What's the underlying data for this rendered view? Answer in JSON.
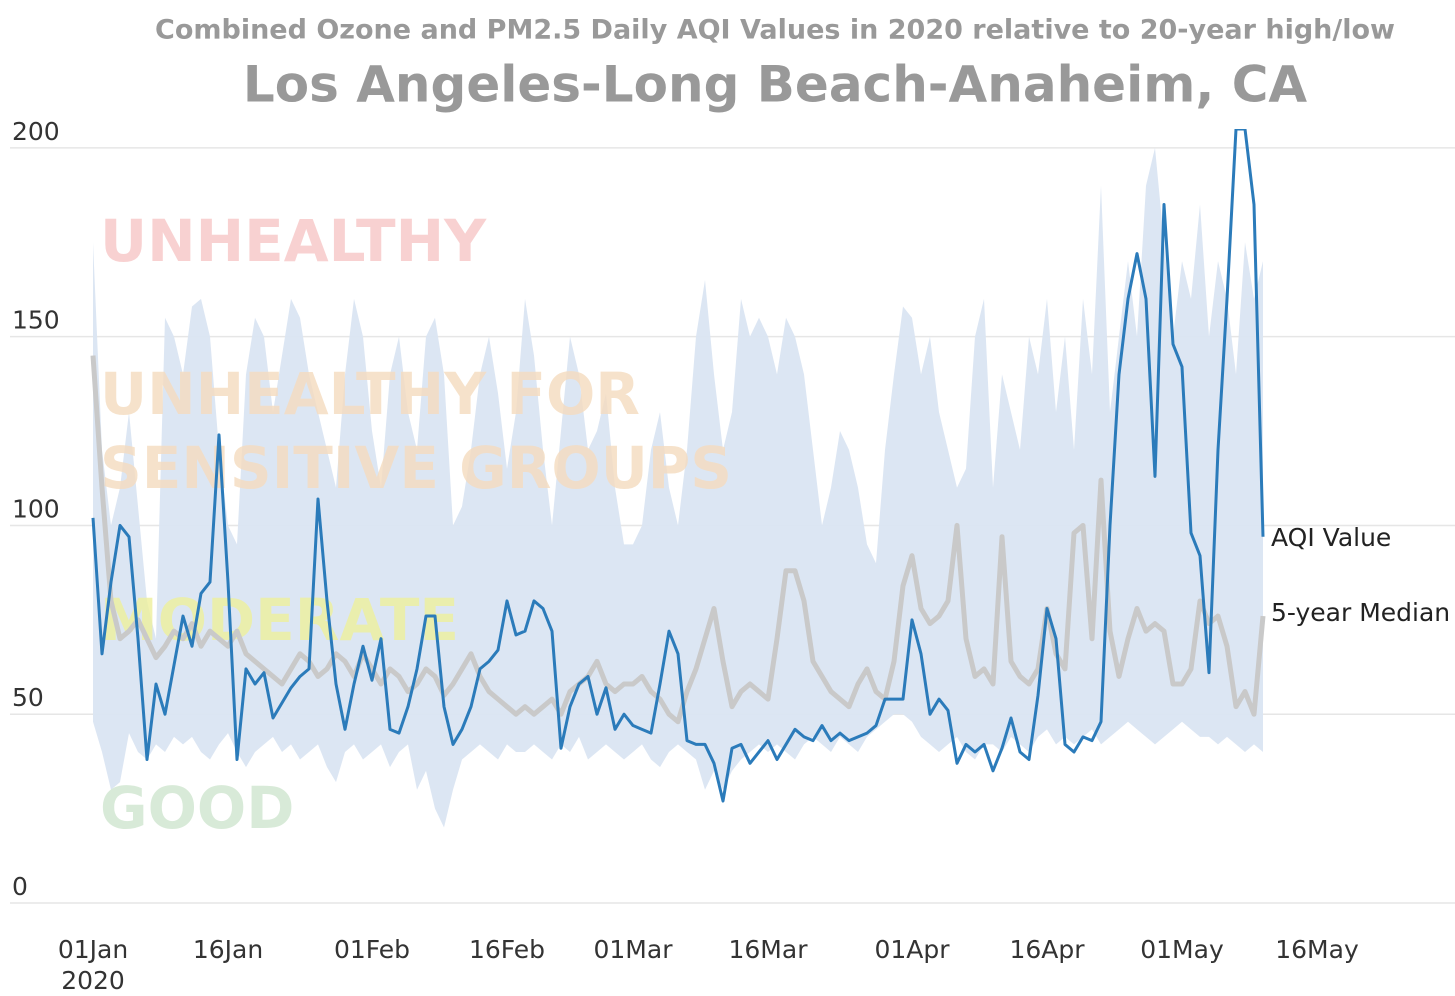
{
  "chart_data": {
    "type": "line",
    "title": "Combined Ozone and PM2.5 Daily AQI Values in 2020 relative to 20-year high/low",
    "subtitle": "Los Angeles-Long Beach-Anaheim, CA",
    "x": [
      "2020-01-01",
      "2020-01-02",
      "2020-01-03",
      "2020-01-04",
      "2020-01-05",
      "2020-01-06",
      "2020-01-07",
      "2020-01-08",
      "2020-01-09",
      "2020-01-10",
      "2020-01-11",
      "2020-01-12",
      "2020-01-13",
      "2020-01-14",
      "2020-01-15",
      "2020-01-16",
      "2020-01-17",
      "2020-01-18",
      "2020-01-19",
      "2020-01-20",
      "2020-01-21",
      "2020-01-22",
      "2020-01-23",
      "2020-01-24",
      "2020-01-25",
      "2020-01-26",
      "2020-01-27",
      "2020-01-28",
      "2020-01-29",
      "2020-01-30",
      "2020-01-31",
      "2020-02-01",
      "2020-02-02",
      "2020-02-03",
      "2020-02-04",
      "2020-02-05",
      "2020-02-06",
      "2020-02-07",
      "2020-02-08",
      "2020-02-09",
      "2020-02-10",
      "2020-02-11",
      "2020-02-12",
      "2020-02-13",
      "2020-02-14",
      "2020-02-15",
      "2020-02-16",
      "2020-02-17",
      "2020-02-18",
      "2020-02-19",
      "2020-02-20",
      "2020-02-21",
      "2020-02-22",
      "2020-02-23",
      "2020-02-24",
      "2020-02-25",
      "2020-02-26",
      "2020-02-27",
      "2020-02-28",
      "2020-02-29",
      "2020-03-01",
      "2020-03-02",
      "2020-03-03",
      "2020-03-04",
      "2020-03-05",
      "2020-03-06",
      "2020-03-07",
      "2020-03-08",
      "2020-03-09",
      "2020-03-10",
      "2020-03-11",
      "2020-03-12",
      "2020-03-13",
      "2020-03-14",
      "2020-03-15",
      "2020-03-16",
      "2020-03-17",
      "2020-03-18",
      "2020-03-19",
      "2020-03-20",
      "2020-03-21",
      "2020-03-22",
      "2020-03-23",
      "2020-03-24",
      "2020-03-25",
      "2020-03-26",
      "2020-03-27",
      "2020-03-28",
      "2020-03-29",
      "2020-03-30",
      "2020-03-31",
      "2020-04-01",
      "2020-04-02",
      "2020-04-03",
      "2020-04-04",
      "2020-04-05",
      "2020-04-06",
      "2020-04-07",
      "2020-04-08",
      "2020-04-09",
      "2020-04-10",
      "2020-04-11",
      "2020-04-12",
      "2020-04-13",
      "2020-04-14",
      "2020-04-15",
      "2020-04-16",
      "2020-04-17",
      "2020-04-18",
      "2020-04-19",
      "2020-04-20",
      "2020-04-21",
      "2020-04-22",
      "2020-04-23",
      "2020-04-24",
      "2020-04-25",
      "2020-04-26",
      "2020-04-27",
      "2020-04-28",
      "2020-04-29",
      "2020-04-30",
      "2020-05-01",
      "2020-05-02",
      "2020-05-03",
      "2020-05-04",
      "2020-05-05",
      "2020-05-06",
      "2020-05-07",
      "2020-05-08",
      "2020-05-09",
      "2020-05-10"
    ],
    "series": [
      {
        "name": "AQI Value",
        "color": "#2b7bba",
        "values": [
          102,
          66,
          85,
          100,
          97,
          70,
          38,
          58,
          50,
          63,
          76,
          68,
          82,
          85,
          124,
          85,
          38,
          62,
          58,
          61,
          49,
          53,
          57,
          60,
          62,
          107,
          80,
          58,
          46,
          58,
          68,
          59,
          70,
          46,
          45,
          52,
          62,
          76,
          76,
          52,
          42,
          46,
          52,
          62,
          64,
          67,
          80,
          71,
          72,
          80,
          78,
          72,
          41,
          52,
          58,
          60,
          50,
          57,
          46,
          50,
          47,
          46,
          45,
          58,
          72,
          66,
          43,
          42,
          42,
          37,
          27,
          41,
          42,
          37,
          40,
          43,
          38,
          42,
          46,
          44,
          43,
          47,
          43,
          45,
          43,
          44,
          45,
          47,
          54,
          54,
          54,
          75,
          66,
          50,
          54,
          51,
          37,
          42,
          40,
          42,
          35,
          41,
          49,
          40,
          38,
          55,
          78,
          70,
          42,
          40,
          44,
          43,
          48,
          100,
          140,
          160,
          172,
          160,
          113,
          185,
          148,
          142,
          98,
          92,
          61,
          120,
          160,
          205,
          205,
          185,
          97
        ]
      },
      {
        "name": "5-year Median",
        "color": "#c9c9c9",
        "values": [
          145,
          110,
          80,
          70,
          72,
          75,
          70,
          65,
          68,
          72,
          70,
          74,
          68,
          72,
          70,
          68,
          72,
          66,
          64,
          62,
          60,
          58,
          62,
          66,
          64,
          60,
          62,
          66,
          64,
          60,
          66,
          62,
          58,
          62,
          60,
          56,
          58,
          62,
          60,
          55,
          58,
          62,
          66,
          60,
          56,
          54,
          52,
          50,
          52,
          50,
          52,
          54,
          50,
          56,
          58,
          60,
          64,
          58,
          56,
          58,
          58,
          60,
          56,
          54,
          50,
          48,
          56,
          62,
          70,
          78,
          64,
          52,
          56,
          58,
          56,
          54,
          70,
          88,
          88,
          80,
          64,
          60,
          56,
          54,
          52,
          58,
          62,
          56,
          54,
          64,
          84,
          92,
          78,
          74,
          76,
          80,
          100,
          70,
          60,
          62,
          58,
          97,
          64,
          60,
          58,
          62,
          78,
          66,
          62,
          98,
          100,
          70,
          112,
          72,
          60,
          70,
          78,
          72,
          74,
          72,
          58,
          58,
          62,
          80,
          74,
          76,
          68,
          52,
          56,
          50,
          76
        ]
      }
    ],
    "band": {
      "color": "#dae5f2",
      "high": [
        175,
        120,
        100,
        110,
        130,
        105,
        80,
        70,
        155,
        150,
        140,
        158,
        160,
        150,
        120,
        100,
        95,
        140,
        155,
        150,
        130,
        145,
        160,
        155,
        140,
        130,
        120,
        110,
        140,
        160,
        150,
        125,
        110,
        140,
        150,
        130,
        120,
        150,
        155,
        140,
        100,
        105,
        120,
        140,
        150,
        135,
        115,
        130,
        160,
        145,
        120,
        100,
        125,
        150,
        140,
        120,
        125,
        135,
        110,
        95,
        95,
        100,
        120,
        130,
        110,
        100,
        120,
        150,
        165,
        140,
        120,
        130,
        160,
        150,
        155,
        150,
        140,
        155,
        150,
        140,
        120,
        100,
        110,
        125,
        120,
        110,
        95,
        90,
        120,
        140,
        158,
        155,
        140,
        150,
        130,
        120,
        110,
        115,
        150,
        160,
        110,
        140,
        130,
        120,
        150,
        140,
        160,
        130,
        150,
        120,
        160,
        140,
        190,
        130,
        150,
        170,
        150,
        190,
        200,
        175,
        150,
        170,
        160,
        185,
        150,
        170,
        160,
        140,
        175,
        160,
        170
      ],
      "low": [
        48,
        40,
        30,
        32,
        45,
        40,
        38,
        42,
        40,
        44,
        42,
        44,
        40,
        38,
        42,
        45,
        40,
        36,
        40,
        42,
        44,
        40,
        42,
        38,
        40,
        42,
        36,
        32,
        40,
        42,
        38,
        40,
        42,
        36,
        40,
        42,
        30,
        35,
        25,
        20,
        30,
        38,
        40,
        42,
        40,
        38,
        42,
        40,
        40,
        42,
        40,
        38,
        42,
        40,
        44,
        38,
        40,
        42,
        40,
        38,
        40,
        42,
        38,
        36,
        40,
        42,
        40,
        38,
        30,
        35,
        30,
        35,
        38,
        40,
        42,
        40,
        42,
        40,
        38,
        42,
        44,
        42,
        40,
        44,
        42,
        40,
        44,
        46,
        48,
        50,
        50,
        48,
        44,
        42,
        40,
        42,
        44,
        40,
        38,
        42,
        42,
        40,
        44,
        42,
        40,
        44,
        46,
        42,
        44,
        42,
        44,
        46,
        42,
        44,
        46,
        48,
        46,
        44,
        42,
        44,
        46,
        48,
        46,
        44,
        44,
        42,
        44,
        42,
        40,
        42,
        40
      ]
    },
    "xlim": [
      "2019-12-30",
      "2020-05-31"
    ],
    "xticks": [
      {
        "value": "2020-01-01",
        "label": "01Jan"
      },
      {
        "value": "2020-01-16",
        "label": "16Jan"
      },
      {
        "value": "2020-02-01",
        "label": "01Feb"
      },
      {
        "value": "2020-02-16",
        "label": "16Feb"
      },
      {
        "value": "2020-03-01",
        "label": "01Mar"
      },
      {
        "value": "2020-03-16",
        "label": "16Mar"
      },
      {
        "value": "2020-04-01",
        "label": "01Apr"
      },
      {
        "value": "2020-04-16",
        "label": "16Apr"
      },
      {
        "value": "2020-05-01",
        "label": "01May"
      },
      {
        "value": "2020-05-16",
        "label": "16May"
      }
    ],
    "x_year_label": "2020",
    "ylim": [
      0,
      205
    ],
    "yticks": [
      0,
      50,
      100,
      150,
      200
    ],
    "grid": true,
    "annotations": [
      {
        "text": "UNHEALTHY",
        "color": "#f7c6c6"
      },
      {
        "text": "UNHEALTHY FOR",
        "color": "#f5dcbf"
      },
      {
        "text": "SENSITIVE GROUPS",
        "color": "#f5dcbf"
      },
      {
        "text": "MODERATE",
        "color": "#eef09c"
      },
      {
        "text": "GOOD",
        "color": "#cfe6cf"
      }
    ]
  }
}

──────────────────────────────

▶ [DIRECTIVE]:
From the material above, gather all lines that include the string "high" and copy them.

▶ [SOLUTION TO THE PROBLEM]:
    "title": "Combined Ozone and PM2.5 Daily AQI Values in 2020 relative to 20-year high/low",
      "high": [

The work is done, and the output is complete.